▶ [PROBLEM STATEMENT] All lines in which the word "vybrané" occurs are to be extracted.

Dataset items:
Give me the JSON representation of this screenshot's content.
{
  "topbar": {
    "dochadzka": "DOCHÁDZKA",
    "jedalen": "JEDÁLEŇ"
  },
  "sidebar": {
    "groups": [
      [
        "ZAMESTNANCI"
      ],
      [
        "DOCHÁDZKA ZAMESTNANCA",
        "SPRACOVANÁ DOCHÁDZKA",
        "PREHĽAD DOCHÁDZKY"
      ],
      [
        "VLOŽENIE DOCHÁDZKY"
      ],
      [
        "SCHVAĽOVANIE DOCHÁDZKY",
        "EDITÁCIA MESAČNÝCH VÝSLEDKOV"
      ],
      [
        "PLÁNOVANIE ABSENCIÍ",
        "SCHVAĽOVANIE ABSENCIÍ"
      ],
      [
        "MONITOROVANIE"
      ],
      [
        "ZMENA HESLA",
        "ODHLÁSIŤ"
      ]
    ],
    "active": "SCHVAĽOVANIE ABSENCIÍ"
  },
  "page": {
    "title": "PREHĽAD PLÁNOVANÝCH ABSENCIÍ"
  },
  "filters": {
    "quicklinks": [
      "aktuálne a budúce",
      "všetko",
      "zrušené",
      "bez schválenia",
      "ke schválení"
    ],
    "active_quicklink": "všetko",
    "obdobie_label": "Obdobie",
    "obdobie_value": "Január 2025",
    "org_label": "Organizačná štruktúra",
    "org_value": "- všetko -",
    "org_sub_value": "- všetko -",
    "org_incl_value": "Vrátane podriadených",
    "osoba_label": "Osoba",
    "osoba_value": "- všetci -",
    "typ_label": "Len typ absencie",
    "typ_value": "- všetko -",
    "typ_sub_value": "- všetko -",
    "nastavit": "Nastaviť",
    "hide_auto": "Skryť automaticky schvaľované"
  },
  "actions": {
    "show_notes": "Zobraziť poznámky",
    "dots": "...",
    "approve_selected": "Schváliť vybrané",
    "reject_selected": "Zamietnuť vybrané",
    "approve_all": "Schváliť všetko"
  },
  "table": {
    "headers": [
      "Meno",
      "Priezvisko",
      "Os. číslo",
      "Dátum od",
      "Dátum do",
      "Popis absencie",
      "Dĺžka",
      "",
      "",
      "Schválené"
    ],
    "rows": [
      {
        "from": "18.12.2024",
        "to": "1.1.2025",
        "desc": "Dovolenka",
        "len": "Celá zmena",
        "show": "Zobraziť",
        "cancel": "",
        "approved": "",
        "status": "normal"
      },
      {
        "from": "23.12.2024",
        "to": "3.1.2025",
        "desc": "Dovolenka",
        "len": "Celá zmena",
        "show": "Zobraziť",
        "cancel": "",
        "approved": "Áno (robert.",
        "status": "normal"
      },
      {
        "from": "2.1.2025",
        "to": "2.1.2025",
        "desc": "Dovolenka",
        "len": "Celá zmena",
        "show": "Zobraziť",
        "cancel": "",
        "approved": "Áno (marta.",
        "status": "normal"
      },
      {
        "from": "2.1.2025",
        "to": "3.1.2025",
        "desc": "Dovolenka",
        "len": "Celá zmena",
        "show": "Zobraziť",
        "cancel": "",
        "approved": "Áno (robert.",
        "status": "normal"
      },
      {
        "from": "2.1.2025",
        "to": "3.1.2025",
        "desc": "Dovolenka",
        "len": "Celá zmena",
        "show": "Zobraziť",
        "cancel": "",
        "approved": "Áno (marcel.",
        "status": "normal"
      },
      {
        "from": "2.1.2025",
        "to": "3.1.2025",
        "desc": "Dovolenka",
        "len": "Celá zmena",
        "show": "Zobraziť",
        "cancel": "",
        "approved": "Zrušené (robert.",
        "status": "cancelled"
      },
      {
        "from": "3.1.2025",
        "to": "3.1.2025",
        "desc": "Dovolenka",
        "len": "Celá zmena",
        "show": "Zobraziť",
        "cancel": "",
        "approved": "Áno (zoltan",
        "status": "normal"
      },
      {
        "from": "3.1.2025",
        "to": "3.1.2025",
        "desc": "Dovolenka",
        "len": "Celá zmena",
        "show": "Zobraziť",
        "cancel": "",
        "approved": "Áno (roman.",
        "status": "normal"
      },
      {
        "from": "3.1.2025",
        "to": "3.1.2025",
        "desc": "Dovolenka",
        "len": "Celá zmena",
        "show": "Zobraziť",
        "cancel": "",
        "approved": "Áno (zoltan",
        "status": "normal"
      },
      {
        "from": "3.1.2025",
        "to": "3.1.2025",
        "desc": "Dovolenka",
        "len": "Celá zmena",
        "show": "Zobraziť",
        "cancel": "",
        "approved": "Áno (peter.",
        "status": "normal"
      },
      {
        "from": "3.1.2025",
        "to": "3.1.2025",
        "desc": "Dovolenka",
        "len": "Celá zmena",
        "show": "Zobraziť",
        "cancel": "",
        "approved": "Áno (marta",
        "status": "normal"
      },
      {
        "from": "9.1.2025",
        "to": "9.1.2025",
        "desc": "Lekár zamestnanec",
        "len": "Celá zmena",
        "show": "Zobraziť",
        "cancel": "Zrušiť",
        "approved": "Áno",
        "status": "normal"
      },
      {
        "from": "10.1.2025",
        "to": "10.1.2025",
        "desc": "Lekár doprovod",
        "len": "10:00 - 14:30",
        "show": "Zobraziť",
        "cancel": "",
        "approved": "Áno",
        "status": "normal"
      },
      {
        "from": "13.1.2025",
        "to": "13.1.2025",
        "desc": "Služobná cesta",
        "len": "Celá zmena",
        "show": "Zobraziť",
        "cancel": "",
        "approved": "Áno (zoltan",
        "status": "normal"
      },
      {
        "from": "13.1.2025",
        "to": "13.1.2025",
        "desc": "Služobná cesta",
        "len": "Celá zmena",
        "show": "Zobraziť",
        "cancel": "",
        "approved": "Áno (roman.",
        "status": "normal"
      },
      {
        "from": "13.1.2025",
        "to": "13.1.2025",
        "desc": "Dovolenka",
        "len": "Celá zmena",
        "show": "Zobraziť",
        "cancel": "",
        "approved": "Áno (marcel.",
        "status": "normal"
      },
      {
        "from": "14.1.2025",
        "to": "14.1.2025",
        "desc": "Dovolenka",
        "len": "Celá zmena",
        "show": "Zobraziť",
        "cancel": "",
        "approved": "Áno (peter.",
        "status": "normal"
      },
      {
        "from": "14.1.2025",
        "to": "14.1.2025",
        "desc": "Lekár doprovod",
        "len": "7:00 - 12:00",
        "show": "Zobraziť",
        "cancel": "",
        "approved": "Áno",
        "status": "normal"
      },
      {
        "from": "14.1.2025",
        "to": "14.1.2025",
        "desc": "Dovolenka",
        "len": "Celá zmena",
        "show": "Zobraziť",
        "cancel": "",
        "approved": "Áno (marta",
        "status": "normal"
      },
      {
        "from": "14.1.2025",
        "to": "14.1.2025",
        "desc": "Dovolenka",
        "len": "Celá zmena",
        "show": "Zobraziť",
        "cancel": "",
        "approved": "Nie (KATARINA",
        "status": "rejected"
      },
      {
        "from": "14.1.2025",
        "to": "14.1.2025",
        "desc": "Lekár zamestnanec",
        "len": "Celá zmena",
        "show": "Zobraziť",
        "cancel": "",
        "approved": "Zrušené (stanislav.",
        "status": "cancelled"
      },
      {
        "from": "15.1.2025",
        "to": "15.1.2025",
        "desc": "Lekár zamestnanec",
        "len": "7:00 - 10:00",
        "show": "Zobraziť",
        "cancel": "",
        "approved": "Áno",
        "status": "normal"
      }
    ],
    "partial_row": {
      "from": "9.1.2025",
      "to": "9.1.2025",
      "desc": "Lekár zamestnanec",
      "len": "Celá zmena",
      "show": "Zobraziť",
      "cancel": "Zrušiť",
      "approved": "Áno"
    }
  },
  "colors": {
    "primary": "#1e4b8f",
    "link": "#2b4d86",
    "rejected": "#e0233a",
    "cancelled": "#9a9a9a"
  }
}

▶ [IN RESPONSE]
    "approve_selected": "Schváliť vybrané",
    "reject_selected": "Zamietnuť vybrané",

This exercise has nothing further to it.